→ Your task
Scan the entries below and count the lines holding the string "info". Supply only the number.

[Extracted records]
--------------------------------
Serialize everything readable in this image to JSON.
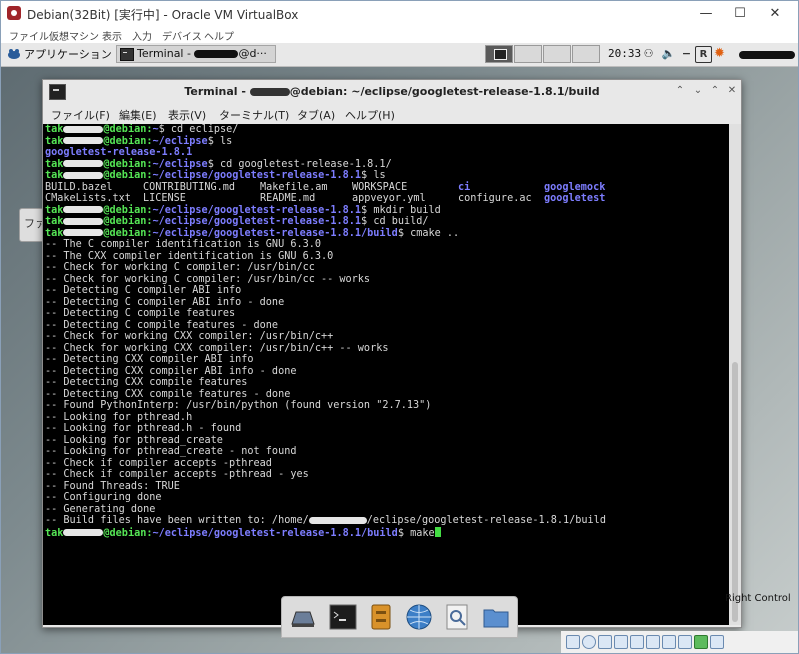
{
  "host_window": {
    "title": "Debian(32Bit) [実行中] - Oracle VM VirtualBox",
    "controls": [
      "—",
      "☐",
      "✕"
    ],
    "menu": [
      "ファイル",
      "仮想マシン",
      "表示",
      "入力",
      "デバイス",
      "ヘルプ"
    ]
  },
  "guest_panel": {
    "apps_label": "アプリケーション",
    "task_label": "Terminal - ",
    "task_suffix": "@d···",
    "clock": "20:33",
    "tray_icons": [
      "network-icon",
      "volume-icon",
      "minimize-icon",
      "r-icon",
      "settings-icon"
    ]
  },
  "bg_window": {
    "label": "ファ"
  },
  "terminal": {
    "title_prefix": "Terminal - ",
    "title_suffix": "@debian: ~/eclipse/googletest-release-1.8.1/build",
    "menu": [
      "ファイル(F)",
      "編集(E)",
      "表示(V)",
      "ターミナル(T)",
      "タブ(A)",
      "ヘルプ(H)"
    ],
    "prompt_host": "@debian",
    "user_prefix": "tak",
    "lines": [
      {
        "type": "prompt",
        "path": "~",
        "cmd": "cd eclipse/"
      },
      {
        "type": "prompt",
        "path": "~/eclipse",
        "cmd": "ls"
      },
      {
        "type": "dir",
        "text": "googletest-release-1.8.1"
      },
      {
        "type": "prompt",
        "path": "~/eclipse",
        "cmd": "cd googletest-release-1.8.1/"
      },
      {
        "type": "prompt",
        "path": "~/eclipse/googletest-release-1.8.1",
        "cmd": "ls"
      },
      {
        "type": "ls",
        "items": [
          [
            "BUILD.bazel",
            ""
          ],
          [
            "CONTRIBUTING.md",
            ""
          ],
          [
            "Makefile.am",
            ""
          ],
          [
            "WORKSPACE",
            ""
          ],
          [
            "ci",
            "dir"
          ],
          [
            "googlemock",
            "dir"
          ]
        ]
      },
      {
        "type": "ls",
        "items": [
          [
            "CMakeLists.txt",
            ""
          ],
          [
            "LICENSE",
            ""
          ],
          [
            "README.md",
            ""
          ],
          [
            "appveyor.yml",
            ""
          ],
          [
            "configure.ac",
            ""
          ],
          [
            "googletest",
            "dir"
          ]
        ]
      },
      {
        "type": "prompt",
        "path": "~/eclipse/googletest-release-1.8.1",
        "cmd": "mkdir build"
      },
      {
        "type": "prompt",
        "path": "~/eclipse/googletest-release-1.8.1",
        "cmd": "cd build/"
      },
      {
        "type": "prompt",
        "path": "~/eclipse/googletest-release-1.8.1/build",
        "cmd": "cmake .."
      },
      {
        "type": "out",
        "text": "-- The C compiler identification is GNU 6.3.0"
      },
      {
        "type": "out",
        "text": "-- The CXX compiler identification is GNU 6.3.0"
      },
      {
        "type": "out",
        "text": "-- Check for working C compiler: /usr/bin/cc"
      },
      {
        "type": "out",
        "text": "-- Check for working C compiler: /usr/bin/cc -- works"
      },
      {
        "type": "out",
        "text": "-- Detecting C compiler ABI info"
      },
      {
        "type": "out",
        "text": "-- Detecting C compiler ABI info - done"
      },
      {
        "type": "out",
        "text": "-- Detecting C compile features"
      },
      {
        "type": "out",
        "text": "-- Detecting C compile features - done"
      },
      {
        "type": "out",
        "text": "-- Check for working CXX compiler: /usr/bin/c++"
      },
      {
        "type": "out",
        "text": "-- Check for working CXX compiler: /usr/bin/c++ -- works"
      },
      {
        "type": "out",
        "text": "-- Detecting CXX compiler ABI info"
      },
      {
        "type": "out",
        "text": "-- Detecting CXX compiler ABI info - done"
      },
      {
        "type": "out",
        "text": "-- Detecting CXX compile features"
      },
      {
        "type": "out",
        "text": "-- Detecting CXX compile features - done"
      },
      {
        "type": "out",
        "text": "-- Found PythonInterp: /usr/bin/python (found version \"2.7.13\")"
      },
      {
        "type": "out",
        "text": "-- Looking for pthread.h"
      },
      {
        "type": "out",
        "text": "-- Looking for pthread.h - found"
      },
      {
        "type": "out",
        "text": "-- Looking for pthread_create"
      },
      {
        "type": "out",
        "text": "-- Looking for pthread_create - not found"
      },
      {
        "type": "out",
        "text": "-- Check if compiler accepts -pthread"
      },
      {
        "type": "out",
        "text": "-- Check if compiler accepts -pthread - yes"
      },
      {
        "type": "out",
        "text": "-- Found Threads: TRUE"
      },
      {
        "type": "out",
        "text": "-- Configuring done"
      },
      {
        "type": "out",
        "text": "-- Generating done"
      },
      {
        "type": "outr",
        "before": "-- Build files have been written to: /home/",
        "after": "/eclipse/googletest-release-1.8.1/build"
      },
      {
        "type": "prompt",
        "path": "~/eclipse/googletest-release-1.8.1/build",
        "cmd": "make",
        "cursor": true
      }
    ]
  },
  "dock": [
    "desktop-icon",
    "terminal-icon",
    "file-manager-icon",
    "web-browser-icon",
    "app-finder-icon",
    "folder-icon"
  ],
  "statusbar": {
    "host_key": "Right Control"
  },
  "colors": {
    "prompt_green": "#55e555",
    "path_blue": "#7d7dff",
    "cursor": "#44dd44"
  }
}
--------------------------------
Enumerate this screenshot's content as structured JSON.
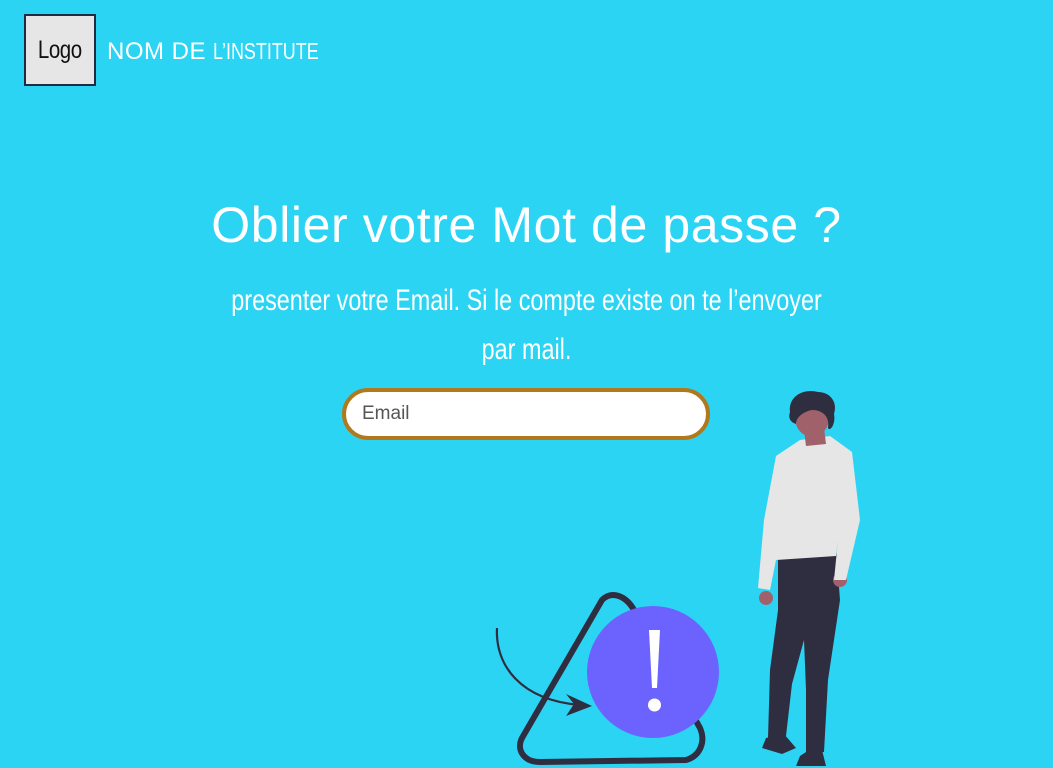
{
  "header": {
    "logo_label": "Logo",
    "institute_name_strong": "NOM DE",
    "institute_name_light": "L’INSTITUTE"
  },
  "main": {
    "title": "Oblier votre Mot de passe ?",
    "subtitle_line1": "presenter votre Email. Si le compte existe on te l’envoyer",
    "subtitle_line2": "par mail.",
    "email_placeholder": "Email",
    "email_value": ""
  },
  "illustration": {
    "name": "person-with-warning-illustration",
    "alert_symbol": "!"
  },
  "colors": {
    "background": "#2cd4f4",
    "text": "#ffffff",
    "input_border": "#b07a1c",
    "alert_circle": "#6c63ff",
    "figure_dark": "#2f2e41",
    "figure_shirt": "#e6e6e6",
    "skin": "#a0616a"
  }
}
--------------------------------
→ Expected output
4